### Exercise description
Return each of the following lines character for character, without any changes.

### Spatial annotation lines
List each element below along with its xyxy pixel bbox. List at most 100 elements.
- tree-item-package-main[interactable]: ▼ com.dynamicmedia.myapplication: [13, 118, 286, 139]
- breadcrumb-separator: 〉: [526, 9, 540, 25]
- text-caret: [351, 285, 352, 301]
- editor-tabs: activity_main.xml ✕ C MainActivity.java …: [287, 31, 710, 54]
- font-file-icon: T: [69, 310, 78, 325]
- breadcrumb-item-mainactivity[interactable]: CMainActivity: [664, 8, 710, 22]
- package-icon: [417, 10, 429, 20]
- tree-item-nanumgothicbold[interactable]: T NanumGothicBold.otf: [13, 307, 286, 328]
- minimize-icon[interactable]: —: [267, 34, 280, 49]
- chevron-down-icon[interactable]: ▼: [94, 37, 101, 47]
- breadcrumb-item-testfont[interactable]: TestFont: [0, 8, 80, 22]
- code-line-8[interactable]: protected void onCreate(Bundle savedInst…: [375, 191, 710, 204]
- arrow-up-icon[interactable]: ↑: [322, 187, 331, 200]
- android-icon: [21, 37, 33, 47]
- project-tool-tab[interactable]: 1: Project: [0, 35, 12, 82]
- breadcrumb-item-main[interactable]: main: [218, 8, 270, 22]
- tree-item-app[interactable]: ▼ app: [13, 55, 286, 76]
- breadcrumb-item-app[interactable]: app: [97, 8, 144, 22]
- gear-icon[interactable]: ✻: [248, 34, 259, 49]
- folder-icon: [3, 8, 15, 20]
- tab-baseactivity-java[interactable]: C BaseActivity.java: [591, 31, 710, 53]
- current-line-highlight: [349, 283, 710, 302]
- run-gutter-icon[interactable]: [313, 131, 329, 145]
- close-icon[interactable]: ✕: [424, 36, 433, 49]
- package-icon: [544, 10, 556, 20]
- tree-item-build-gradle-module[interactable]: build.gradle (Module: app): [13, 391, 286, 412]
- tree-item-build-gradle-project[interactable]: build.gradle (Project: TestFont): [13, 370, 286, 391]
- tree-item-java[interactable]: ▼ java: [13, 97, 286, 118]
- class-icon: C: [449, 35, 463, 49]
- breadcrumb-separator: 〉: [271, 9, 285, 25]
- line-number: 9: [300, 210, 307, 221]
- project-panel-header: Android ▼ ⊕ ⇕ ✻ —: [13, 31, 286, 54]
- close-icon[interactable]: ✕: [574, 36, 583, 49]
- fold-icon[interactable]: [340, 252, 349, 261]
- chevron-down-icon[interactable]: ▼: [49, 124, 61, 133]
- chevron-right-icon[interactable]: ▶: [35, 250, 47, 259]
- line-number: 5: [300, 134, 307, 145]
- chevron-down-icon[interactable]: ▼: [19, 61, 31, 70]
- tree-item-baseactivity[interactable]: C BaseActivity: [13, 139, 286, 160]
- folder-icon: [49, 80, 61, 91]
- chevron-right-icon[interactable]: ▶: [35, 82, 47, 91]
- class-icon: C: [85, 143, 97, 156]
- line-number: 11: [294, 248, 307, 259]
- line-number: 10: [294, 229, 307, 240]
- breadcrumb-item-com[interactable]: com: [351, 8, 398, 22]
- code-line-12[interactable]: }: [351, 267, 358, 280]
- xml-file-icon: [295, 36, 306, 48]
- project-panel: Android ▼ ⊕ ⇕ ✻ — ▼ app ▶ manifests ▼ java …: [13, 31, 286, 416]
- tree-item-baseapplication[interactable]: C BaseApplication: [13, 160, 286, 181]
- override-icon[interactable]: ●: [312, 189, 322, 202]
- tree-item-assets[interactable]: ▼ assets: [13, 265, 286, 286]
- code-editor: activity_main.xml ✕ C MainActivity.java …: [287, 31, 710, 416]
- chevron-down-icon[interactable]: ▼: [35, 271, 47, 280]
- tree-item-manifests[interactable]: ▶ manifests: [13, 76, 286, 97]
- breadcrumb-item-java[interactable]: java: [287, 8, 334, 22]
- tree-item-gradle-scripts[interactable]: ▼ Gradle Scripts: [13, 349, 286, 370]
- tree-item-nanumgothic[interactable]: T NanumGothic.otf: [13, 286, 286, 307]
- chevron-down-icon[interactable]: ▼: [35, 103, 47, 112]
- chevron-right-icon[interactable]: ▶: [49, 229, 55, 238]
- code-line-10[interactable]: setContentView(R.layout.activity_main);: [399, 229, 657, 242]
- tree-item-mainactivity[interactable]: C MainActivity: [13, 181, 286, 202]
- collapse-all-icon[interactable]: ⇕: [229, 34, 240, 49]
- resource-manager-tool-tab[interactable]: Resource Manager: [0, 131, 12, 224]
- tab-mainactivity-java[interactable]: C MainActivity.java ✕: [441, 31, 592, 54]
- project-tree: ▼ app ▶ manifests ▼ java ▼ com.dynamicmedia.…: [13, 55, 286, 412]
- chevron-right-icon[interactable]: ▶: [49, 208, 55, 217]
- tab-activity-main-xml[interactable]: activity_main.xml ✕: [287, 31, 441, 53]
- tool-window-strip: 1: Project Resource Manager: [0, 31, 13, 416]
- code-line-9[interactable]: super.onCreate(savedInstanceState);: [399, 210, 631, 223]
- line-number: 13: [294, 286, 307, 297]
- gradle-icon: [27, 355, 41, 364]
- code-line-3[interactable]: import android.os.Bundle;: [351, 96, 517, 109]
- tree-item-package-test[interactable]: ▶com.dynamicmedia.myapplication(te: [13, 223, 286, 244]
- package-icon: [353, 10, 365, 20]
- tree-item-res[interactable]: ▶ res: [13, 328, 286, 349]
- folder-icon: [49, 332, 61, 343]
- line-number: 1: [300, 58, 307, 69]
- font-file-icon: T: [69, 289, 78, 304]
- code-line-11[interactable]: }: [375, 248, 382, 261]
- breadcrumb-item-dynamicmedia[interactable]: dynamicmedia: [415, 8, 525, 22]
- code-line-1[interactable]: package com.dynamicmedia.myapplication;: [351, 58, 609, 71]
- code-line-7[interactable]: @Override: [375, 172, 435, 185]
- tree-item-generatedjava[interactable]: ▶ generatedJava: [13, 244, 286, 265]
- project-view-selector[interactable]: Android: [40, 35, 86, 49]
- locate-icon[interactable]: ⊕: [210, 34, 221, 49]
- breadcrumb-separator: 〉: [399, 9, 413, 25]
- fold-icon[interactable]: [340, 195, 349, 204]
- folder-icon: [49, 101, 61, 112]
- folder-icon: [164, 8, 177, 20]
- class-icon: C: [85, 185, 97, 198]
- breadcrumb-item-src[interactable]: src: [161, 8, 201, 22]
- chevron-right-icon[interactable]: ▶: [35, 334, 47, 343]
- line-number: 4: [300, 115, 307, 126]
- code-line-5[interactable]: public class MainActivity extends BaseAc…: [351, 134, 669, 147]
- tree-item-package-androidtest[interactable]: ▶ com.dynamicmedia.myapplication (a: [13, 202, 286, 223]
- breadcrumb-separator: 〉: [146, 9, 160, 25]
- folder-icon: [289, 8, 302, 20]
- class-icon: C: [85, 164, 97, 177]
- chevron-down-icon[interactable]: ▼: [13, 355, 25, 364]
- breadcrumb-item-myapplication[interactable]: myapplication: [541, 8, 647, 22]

### Response to this task
List each element below along with its xyxy pixel bbox. List at most 100 elements.
- tree-item-package-main[interactable]: ▼ com.dynamicmedia.myapplication: [13, 118, 286, 139]
- breadcrumb-separator: 〉: [526, 9, 540, 25]
- text-caret: [351, 285, 352, 301]
- editor-tabs: activity_main.xml ✕ C MainActivity.java …: [287, 31, 710, 54]
- font-file-icon: T: [69, 310, 78, 325]
- breadcrumb-item-mainactivity[interactable]: CMainActivity: [664, 8, 710, 22]
- package-icon: [417, 10, 429, 20]
- tree-item-nanumgothicbold[interactable]: T NanumGothicBold.otf: [13, 307, 286, 328]
- minimize-icon[interactable]: —: [267, 34, 280, 49]
- chevron-down-icon[interactable]: ▼: [94, 37, 101, 47]
- breadcrumb-item-testfont[interactable]: TestFont: [0, 8, 80, 22]
- code-line-8[interactable]: protected void onCreate(Bundle savedInst…: [375, 191, 710, 204]
- arrow-up-icon[interactable]: ↑: [322, 187, 331, 200]
- android-icon: [21, 37, 33, 47]
- project-tool-tab[interactable]: 1: Project: [0, 35, 12, 82]
- breadcrumb-item-main[interactable]: main: [218, 8, 270, 22]
- tree-item-app[interactable]: ▼ app: [13, 55, 286, 76]
- breadcrumb-item-app[interactable]: app: [97, 8, 144, 22]
- gear-icon[interactable]: ✻: [248, 34, 259, 49]
- folder-icon: [3, 8, 15, 20]
- tab-baseactivity-java[interactable]: C BaseActivity.java: [591, 31, 710, 53]
- current-line-highlight: [349, 283, 710, 302]
- run-gutter-icon[interactable]: [313, 131, 329, 145]
- close-icon[interactable]: ✕: [424, 36, 433, 49]
- package-icon: [544, 10, 556, 20]
- tree-item-build-gradle-module[interactable]: build.gradle (Module: app): [13, 391, 286, 412]
- tree-item-build-gradle-project[interactable]: build.gradle (Project: TestFont): [13, 370, 286, 391]
- tree-item-java[interactable]: ▼ java: [13, 97, 286, 118]
- class-icon: C: [449, 35, 463, 49]
- breadcrumb-separator: 〉: [271, 9, 285, 25]
- line-number: 9: [300, 210, 307, 221]
- project-panel-header: Android ▼ ⊕ ⇕ ✻ —: [13, 31, 286, 54]
- close-icon[interactable]: ✕: [574, 36, 583, 49]
- fold-icon[interactable]: [340, 252, 349, 261]
- chevron-down-icon[interactable]: ▼: [49, 124, 61, 133]
- chevron-right-icon[interactable]: ▶: [35, 250, 47, 259]
- line-number: 5: [300, 134, 307, 145]
- chevron-down-icon[interactable]: ▼: [19, 61, 31, 70]
- tree-item-baseactivity[interactable]: C BaseActivity: [13, 139, 286, 160]
- folder-icon: [49, 80, 61, 91]
- chevron-right-icon[interactable]: ▶: [35, 82, 47, 91]
- class-icon: C: [85, 143, 97, 156]
- line-number: 11: [294, 248, 307, 259]
- line-number: 10: [294, 229, 307, 240]
- breadcrumb-item-com[interactable]: com: [351, 8, 398, 22]
- code-line-12[interactable]: }: [351, 267, 358, 280]
- xml-file-icon: [295, 36, 306, 48]
- project-panel: Android ▼ ⊕ ⇕ ✻ — ▼ app ▶ manifests ▼ java …: [13, 31, 286, 416]
- tree-item-baseapplication[interactable]: C BaseApplication: [13, 160, 286, 181]
- override-icon[interactable]: ●: [312, 189, 322, 202]
- tree-item-assets[interactable]: ▼ assets: [13, 265, 286, 286]
- code-editor: activity_main.xml ✕ C MainActivity.java …: [287, 31, 710, 416]
- chevron-down-icon[interactable]: ▼: [35, 271, 47, 280]
- tree-item-manifests[interactable]: ▶ manifests: [13, 76, 286, 97]
- breadcrumb-item-java[interactable]: java: [287, 8, 334, 22]
- tree-item-gradle-scripts[interactable]: ▼ Gradle Scripts: [13, 349, 286, 370]
- tree-item-nanumgothic[interactable]: T NanumGothic.otf: [13, 286, 286, 307]
- chevron-down-icon[interactable]: ▼: [35, 103, 47, 112]
- chevron-right-icon[interactable]: ▶: [49, 229, 55, 238]
- code-line-10[interactable]: setContentView(R.layout.activity_main);: [399, 229, 657, 242]
- tree-item-mainactivity[interactable]: C MainActivity: [13, 181, 286, 202]
- collapse-all-icon[interactable]: ⇕: [229, 34, 240, 49]
- resource-manager-tool-tab[interactable]: Resource Manager: [0, 131, 12, 224]
- tab-mainactivity-java[interactable]: C MainActivity.java ✕: [441, 31, 592, 54]
- project-tree: ▼ app ▶ manifests ▼ java ▼ com.dynamicmedia.…: [13, 55, 286, 412]
- chevron-right-icon[interactable]: ▶: [49, 208, 55, 217]
- tab-activity-main-xml[interactable]: activity_main.xml ✕: [287, 31, 441, 53]
- tool-window-strip: 1: Project Resource Manager: [0, 31, 13, 416]
- code-line-9[interactable]: super.onCreate(savedInstanceState);: [399, 210, 631, 223]
- line-number: 13: [294, 286, 307, 297]
- gradle-icon: [27, 355, 41, 364]
- code-line-3[interactable]: import android.os.Bundle;: [351, 96, 517, 109]
- tree-item-package-test[interactable]: ▶com.dynamicmedia.myapplication(te: [13, 223, 286, 244]
- package-icon: [353, 10, 365, 20]
- tree-item-res[interactable]: ▶ res: [13, 328, 286, 349]
- folder-icon: [49, 332, 61, 343]
- line-number: 1: [300, 58, 307, 69]
- font-file-icon: T: [69, 289, 78, 304]
- code-line-11[interactable]: }: [375, 248, 382, 261]
- breadcrumb-item-dynamicmedia[interactable]: dynamicmedia: [415, 8, 525, 22]
- code-line-1[interactable]: package com.dynamicmedia.myapplication;: [351, 58, 609, 71]
- code-line-7[interactable]: @Override: [375, 172, 435, 185]
- tree-item-generatedjava[interactable]: ▶ generatedJava: [13, 244, 286, 265]
- project-view-selector[interactable]: Android: [40, 35, 86, 49]
- locate-icon[interactable]: ⊕: [210, 34, 221, 49]
- breadcrumb-separator: 〉: [399, 9, 413, 25]
- fold-icon[interactable]: [340, 195, 349, 204]
- folder-icon: [49, 101, 61, 112]
- folder-icon: [164, 8, 177, 20]
- class-icon: C: [85, 185, 97, 198]
- breadcrumb-item-src[interactable]: src: [161, 8, 201, 22]
- chevron-right-icon[interactable]: ▶: [35, 334, 47, 343]
- line-number: 4: [300, 115, 307, 126]
- code-line-5[interactable]: public class MainActivity extends BaseAc…: [351, 134, 669, 147]
- tree-item-package-androidtest[interactable]: ▶ com.dynamicmedia.myapplication (a: [13, 202, 286, 223]
- breadcrumb-separator: 〉: [146, 9, 160, 25]
- folder-icon: [289, 8, 302, 20]
- class-icon: C: [85, 164, 97, 177]
- chevron-down-icon[interactable]: ▼: [13, 355, 25, 364]
- breadcrumb-item-myapplication[interactable]: myapplication: [541, 8, 647, 22]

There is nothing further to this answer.